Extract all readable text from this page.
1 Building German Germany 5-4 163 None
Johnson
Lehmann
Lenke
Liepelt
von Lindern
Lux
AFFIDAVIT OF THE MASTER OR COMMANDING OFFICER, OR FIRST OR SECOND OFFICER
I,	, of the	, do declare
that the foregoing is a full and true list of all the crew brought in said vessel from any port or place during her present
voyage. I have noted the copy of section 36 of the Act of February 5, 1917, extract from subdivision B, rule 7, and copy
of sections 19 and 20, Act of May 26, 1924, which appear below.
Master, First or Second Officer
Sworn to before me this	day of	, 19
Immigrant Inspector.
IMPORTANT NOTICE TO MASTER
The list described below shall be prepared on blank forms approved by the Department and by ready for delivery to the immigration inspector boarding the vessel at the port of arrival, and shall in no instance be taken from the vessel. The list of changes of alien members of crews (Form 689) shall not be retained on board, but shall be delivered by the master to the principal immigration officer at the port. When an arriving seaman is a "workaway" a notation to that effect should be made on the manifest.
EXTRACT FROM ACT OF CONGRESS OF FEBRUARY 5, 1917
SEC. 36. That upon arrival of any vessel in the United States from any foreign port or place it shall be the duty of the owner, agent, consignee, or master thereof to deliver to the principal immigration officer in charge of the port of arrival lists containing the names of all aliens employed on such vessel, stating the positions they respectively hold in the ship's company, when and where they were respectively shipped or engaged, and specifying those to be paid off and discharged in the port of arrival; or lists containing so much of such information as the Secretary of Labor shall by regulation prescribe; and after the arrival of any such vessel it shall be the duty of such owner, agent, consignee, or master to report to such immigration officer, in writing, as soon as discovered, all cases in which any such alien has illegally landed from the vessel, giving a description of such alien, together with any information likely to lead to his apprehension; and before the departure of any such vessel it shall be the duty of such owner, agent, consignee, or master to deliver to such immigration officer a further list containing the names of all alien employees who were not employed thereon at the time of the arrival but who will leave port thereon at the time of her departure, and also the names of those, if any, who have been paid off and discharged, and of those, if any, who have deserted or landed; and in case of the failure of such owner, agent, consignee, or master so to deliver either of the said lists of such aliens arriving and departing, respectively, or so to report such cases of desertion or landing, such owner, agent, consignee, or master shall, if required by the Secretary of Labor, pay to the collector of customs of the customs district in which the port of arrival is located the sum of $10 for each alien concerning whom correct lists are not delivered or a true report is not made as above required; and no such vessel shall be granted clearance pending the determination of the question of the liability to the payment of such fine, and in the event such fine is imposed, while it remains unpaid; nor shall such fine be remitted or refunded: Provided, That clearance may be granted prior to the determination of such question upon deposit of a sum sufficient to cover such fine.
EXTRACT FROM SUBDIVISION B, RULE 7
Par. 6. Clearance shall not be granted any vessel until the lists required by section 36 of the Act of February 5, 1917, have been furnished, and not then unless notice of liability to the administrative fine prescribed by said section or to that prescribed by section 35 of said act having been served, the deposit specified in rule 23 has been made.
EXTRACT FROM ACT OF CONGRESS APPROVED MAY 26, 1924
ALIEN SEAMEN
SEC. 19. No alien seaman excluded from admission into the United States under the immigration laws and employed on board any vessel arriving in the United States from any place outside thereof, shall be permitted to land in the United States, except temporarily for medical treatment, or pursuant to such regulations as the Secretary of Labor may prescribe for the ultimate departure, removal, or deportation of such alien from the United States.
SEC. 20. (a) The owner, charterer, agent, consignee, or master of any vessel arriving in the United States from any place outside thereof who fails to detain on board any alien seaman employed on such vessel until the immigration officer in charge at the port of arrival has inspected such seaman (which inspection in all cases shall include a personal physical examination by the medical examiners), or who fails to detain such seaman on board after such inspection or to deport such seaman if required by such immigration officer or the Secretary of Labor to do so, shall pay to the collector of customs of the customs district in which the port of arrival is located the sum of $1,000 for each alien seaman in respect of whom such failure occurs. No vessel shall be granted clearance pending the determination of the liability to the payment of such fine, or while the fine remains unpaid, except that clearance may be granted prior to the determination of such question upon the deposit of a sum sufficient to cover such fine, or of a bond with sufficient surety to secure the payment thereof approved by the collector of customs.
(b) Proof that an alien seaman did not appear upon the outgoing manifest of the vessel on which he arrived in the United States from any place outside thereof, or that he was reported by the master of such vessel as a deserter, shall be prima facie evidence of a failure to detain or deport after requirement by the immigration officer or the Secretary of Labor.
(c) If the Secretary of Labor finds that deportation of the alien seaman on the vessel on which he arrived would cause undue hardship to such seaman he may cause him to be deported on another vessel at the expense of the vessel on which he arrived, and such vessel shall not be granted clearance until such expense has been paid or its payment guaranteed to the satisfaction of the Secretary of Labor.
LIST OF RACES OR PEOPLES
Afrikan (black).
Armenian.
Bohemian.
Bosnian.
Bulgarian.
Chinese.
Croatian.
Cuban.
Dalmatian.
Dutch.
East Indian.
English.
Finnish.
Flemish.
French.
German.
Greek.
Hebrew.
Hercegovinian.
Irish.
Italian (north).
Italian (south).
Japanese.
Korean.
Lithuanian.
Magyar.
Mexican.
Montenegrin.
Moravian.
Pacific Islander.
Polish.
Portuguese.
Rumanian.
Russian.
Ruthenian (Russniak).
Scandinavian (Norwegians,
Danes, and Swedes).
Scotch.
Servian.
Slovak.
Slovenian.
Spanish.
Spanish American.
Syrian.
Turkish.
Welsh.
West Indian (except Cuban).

- **Stated goal**:
Nothing may be left out: return each entry exactly as it reads.

- **The result**:
Extract all readable text from this page.
1 Building German Germany 5-4 163 None
Johnson
Lehmann
Lenke
Liepelt
von Lindern
Lux
AFFIDAVIT OF THE MASTER OR COMMANDING OFFICER, OR FIRST OR SECOND OFFICER
I,	, of the	, do declare
that the foregoing is a full and true list of all the crew brought in said vessel from any port or place during her present
voyage. I have noted the copy of section 36 of the Act of February 5, 1917, extract from subdivision B, rule 7, and copy
of sections 19 and 20, Act of May 26, 1924, which appear below.
Master, First or Second Officer
Sworn to before me this	day of	, 19
Immigrant Inspector.
IMPORTANT NOTICE TO MASTER
The list described below shall be prepared on blank forms approved by the Department and by ready for delivery to the immigration inspector boarding the vessel at the port of arrival, and shall in no instance be taken from the vessel. The list of changes of alien members of crews (Form 689) shall not be retained on board, but shall be delivered by the master to the principal immigration officer at the port. When an arriving seaman is a "workaway" a notation to that effect should be made on the manifest.
EXTRACT FROM ACT OF CONGRESS OF FEBRUARY 5, 1917
SEC. 36. That upon arrival of any vessel in the United States from any foreign port or place it shall be the duty of the owner, agent, consignee, or master thereof to deliver to the principal immigration officer in charge of the port of arrival lists containing the names of all aliens employed on such vessel, stating the positions they respectively hold in the ship's company, when and where they were respectively shipped or engaged, and specifying those to be paid off and discharged in the port of arrival; or lists containing so much of such information as the Secretary of Labor shall by regulation prescribe; and after the arrival of any such vessel it shall be the duty of such owner, agent, consignee, or master to report to such immigration officer, in writing, as soon as discovered, all cases in which any such alien has illegally landed from the vessel, giving a description of such alien, together with any information likely to lead to his apprehension; and before the departure of any such vessel it shall be the duty of such owner, agent, consignee, or master to deliver to such immigration officer a further list containing the names of all alien employees who were not employed thereon at the time of the arrival but who will leave port thereon at the time of her departure, and also the names of those, if any, who have been paid off and discharged, and of those, if any, who have deserted or landed; and in case of the failure of such owner, agent, consignee, or master so to deliver either of the said lists of such aliens arriving and departing, respectively, or so to report such cases of desertion or landing, such owner, agent, consignee, or master shall, if required by the Secretary of Labor, pay to the collector of customs of the customs district in which the port of arrival is located the sum of $10 for each alien concerning whom correct lists are not delivered or a true report is not made as above required; and no such vessel shall be granted clearance pending the determination of the question of the liability to the payment of such fine, and in the event such fine is imposed, while it remains unpaid; nor shall such fine be remitted or refunded: Provided, That clearance may be granted prior to the determination of such question upon deposit of a sum sufficient to cover such fine.
EXTRACT FROM SUBDIVISION B, RULE 7
Par. 6. Clearance shall not be granted any vessel until the lists required by section 36 of the Act of February 5, 1917, have been furnished, and not then unless notice of liability to the administrative fine prescribed by said section or to that prescribed by section 35 of said act having been served, the deposit specified in rule 23 has been made.
EXTRACT FROM ACT OF CONGRESS APPROVED MAY 26, 1924
ALIEN SEAMEN
SEC. 19. No alien seaman excluded from admission into the United States under the immigration laws and employed on board any vessel arriving in the United States from any place outside thereof, shall be permitted to land in the United States, except temporarily for medical treatment, or pursuant to such regulations as the Secretary of Labor may prescribe for the ultimate departure, removal, or deportation of such alien from the United States.
SEC. 20. (a) The owner, charterer, agent, consignee, or master of any vessel arriving in the United States from any place outside thereof who fails to detain on board any alien seaman employed on such vessel until the immigration officer in charge at the port of arrival has inspected such seaman (which inspection in all cases shall include a personal physical examination by the medical examiners), or who fails to detain such seaman on board after such inspection or to deport such seaman if required by such immigration officer or the Secretary of Labor to do so, shall pay to the collector of customs of the customs district in which the port of arrival is located the sum of $1,000 for each alien seaman in respect of whom such failure occurs. No vessel shall be granted clearance pending the determination of the liability to the payment of such fine, or while the fine remains unpaid, except that clearance may be granted prior to the determination of such question upon the deposit of a sum sufficient to cover such fine, or of a bond with sufficient surety to secure the payment thereof approved by the collector of customs.
(b) Proof that an alien seaman did not appear upon the outgoing manifest of the vessel on which he arrived in the United States from any place outside thereof, or that he was reported by the master of such vessel as a deserter, shall be prima facie evidence of a failure to detain or deport after requirement by the immigration officer or the Secretary of Labor.
(c) If the Secretary of Labor finds that deportation of the alien seaman on the vessel on which he arrived would cause undue hardship to such seaman he may cause him to be deported on another vessel at the expense of the vessel on which he arrived, and such vessel shall not be granted clearance until such expense has been paid or its payment guaranteed to the satisfaction of the Secretary of Labor.
LIST OF RACES OR PEOPLES
Afrikan (black).
Armenian.
Bohemian.
Bosnian.
Bulgarian.
Chinese.
Croatian.
Cuban.
Dalmatian.
Dutch.
East Indian.
English.
Finnish.
Flemish.
French.
German.
Greek.
Hebrew.
Hercegovinian.
Irish.
Italian (north).
Italian (south).
Japanese.
Korean.
Lithuanian.
Magyar.
Mexican.
Montenegrin.
Moravian.
Pacific Islander.
Polish.
Portuguese.
Rumanian.
Russian.
Ruthenian (Russniak).
Scandinavian (Norwegians,
Danes, and Swedes).
Scotch.
Servian.
Slovak.
Slovenian.
Spanish.
Spanish American.
Syrian.
Turkish.
Welsh.
West Indian (except Cuban).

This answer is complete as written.